DO THIS>
Copy every line of the records below without any changes.

Region and label listings:
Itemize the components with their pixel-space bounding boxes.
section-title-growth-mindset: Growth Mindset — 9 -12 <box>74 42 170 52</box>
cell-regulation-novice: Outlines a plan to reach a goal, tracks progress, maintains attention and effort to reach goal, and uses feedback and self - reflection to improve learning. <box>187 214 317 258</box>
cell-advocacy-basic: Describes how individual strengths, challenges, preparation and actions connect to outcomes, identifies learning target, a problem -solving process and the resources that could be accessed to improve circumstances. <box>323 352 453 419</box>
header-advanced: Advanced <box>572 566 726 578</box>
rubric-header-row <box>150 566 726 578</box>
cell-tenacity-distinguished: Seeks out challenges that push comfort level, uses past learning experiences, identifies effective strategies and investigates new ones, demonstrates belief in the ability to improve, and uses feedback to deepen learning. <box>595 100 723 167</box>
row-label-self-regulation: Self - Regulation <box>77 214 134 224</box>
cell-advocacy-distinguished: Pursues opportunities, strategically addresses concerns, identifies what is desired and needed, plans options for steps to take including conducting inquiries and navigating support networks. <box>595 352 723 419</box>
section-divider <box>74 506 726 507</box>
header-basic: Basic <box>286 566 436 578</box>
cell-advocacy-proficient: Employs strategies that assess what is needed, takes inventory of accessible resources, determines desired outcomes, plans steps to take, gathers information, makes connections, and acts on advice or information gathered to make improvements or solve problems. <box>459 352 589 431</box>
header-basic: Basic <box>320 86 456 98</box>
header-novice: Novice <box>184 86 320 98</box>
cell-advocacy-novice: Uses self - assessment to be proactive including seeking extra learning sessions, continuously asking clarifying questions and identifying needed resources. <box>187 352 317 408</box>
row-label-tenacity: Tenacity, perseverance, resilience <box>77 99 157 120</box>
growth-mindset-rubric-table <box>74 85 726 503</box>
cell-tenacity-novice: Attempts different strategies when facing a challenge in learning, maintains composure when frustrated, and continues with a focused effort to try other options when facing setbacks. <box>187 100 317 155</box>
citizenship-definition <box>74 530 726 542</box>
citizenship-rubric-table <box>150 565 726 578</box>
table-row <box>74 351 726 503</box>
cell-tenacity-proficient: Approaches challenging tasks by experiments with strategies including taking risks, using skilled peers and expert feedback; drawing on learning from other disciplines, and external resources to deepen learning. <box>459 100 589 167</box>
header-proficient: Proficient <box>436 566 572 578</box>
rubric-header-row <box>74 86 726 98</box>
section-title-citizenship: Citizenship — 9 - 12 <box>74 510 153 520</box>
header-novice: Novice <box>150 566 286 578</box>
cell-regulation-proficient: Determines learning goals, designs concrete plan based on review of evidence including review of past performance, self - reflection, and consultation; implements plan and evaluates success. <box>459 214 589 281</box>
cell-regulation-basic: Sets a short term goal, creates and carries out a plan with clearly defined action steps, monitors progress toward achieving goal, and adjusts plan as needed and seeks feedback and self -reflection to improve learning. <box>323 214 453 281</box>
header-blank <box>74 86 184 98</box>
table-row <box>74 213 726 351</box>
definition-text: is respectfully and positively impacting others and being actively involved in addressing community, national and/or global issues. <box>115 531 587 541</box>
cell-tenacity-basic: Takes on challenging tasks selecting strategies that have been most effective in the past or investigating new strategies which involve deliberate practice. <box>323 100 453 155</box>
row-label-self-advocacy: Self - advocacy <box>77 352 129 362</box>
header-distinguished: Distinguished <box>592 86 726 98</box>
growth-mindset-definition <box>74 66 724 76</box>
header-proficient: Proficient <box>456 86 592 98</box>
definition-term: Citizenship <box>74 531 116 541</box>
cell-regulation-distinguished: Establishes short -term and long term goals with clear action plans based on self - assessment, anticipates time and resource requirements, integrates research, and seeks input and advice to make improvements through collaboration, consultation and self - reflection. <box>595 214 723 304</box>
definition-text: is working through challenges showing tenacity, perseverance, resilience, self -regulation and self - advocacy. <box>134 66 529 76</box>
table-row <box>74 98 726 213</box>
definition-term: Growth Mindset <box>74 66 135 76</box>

PROBLEM SOLUTION>
Itemize the components with their pixel-space bounding boxes.
section-title-growth-mindset: Growth Mindset — 9 -12 <box>74 42 170 52</box>
cell-regulation-novice: Outlines a plan to reach a goal, tracks progress, maintains attention and effort to reach goal, and uses feedback and self - reflection to improve learning. <box>187 214 317 258</box>
cell-advocacy-basic: Describes how individual strengths, challenges, preparation and actions connect to outcomes, identifies learning target, a problem -solving process and the resources that could be accessed to improve circumstances. <box>323 352 453 419</box>
header-advanced: Advanced <box>572 566 726 578</box>
rubric-header-row <box>150 566 726 578</box>
cell-tenacity-distinguished: Seeks out challenges that push comfort level, uses past learning experiences, identifies effective strategies and investigates new ones, demonstrates belief in the ability to improve, and uses feedback to deepen learning. <box>595 100 723 167</box>
row-label-self-regulation: Self - Regulation <box>77 214 134 224</box>
cell-advocacy-distinguished: Pursues opportunities, strategically addresses concerns, identifies what is desired and needed, plans options for steps to take including conducting inquiries and navigating support networks. <box>595 352 723 419</box>
section-divider <box>74 506 726 507</box>
header-basic: Basic <box>286 566 436 578</box>
cell-advocacy-proficient: Employs strategies that assess what is needed, takes inventory of accessible resources, determines desired outcomes, plans steps to take, gathers information, makes connections, and acts on advice or information gathered to make improvements or solve problems. <box>459 352 589 431</box>
header-basic: Basic <box>320 86 456 98</box>
header-novice: Novice <box>184 86 320 98</box>
cell-advocacy-novice: Uses self - assessment to be proactive including seeking extra learning sessions, continuously asking clarifying questions and identifying needed resources. <box>187 352 317 408</box>
row-label-tenacity: Tenacity, perseverance, resilience <box>77 99 157 120</box>
growth-mindset-rubric-table <box>74 85 726 503</box>
cell-tenacity-novice: Attempts different strategies when facing a challenge in learning, maintains composure when frustrated, and continues with a focused effort to try other options when facing setbacks. <box>187 100 317 155</box>
citizenship-definition <box>74 530 726 542</box>
citizenship-rubric-table <box>150 565 726 578</box>
table-row <box>74 351 726 503</box>
cell-tenacity-proficient: Approaches challenging tasks by experiments with strategies including taking risks, using skilled peers and expert feedback; drawing on learning from other disciplines, and external resources to deepen learning. <box>459 100 589 167</box>
header-proficient: Proficient <box>436 566 572 578</box>
rubric-header-row <box>74 86 726 98</box>
section-title-citizenship: Citizenship — 9 - 12 <box>74 510 153 520</box>
header-novice: Novice <box>150 566 286 578</box>
cell-regulation-proficient: Determines learning goals, designs concrete plan based on review of evidence including review of past performance, self - reflection, and consultation; implements plan and evaluates success. <box>459 214 589 281</box>
cell-regulation-basic: Sets a short term goal, creates and carries out a plan with clearly defined action steps, monitors progress toward achieving goal, and adjusts plan as needed and seeks feedback and self -reflection to improve learning. <box>323 214 453 281</box>
header-blank <box>74 86 184 98</box>
table-row <box>74 213 726 351</box>
definition-text: is respectfully and positively impacting others and being actively involved in addressing community, national and/or global issues. <box>115 531 587 541</box>
cell-tenacity-basic: Takes on challenging tasks selecting strategies that have been most effective in the past or investigating new strategies which involve deliberate practice. <box>323 100 453 155</box>
row-label-self-advocacy: Self - advocacy <box>77 352 129 362</box>
header-distinguished: Distinguished <box>592 86 726 98</box>
growth-mindset-definition <box>74 66 724 76</box>
header-proficient: Proficient <box>456 86 592 98</box>
definition-term: Citizenship <box>74 531 116 541</box>
cell-regulation-distinguished: Establishes short -term and long term goals with clear action plans based on self - assessment, anticipates time and resource requirements, integrates research, and seeks input and advice to make improvements through collaboration, consultation and self - reflection. <box>595 214 723 304</box>
definition-text: is working through challenges showing tenacity, perseverance, resilience, self -regulation and self - advocacy. <box>134 66 529 76</box>
table-row <box>74 98 726 213</box>
definition-term: Growth Mindset <box>74 66 135 76</box>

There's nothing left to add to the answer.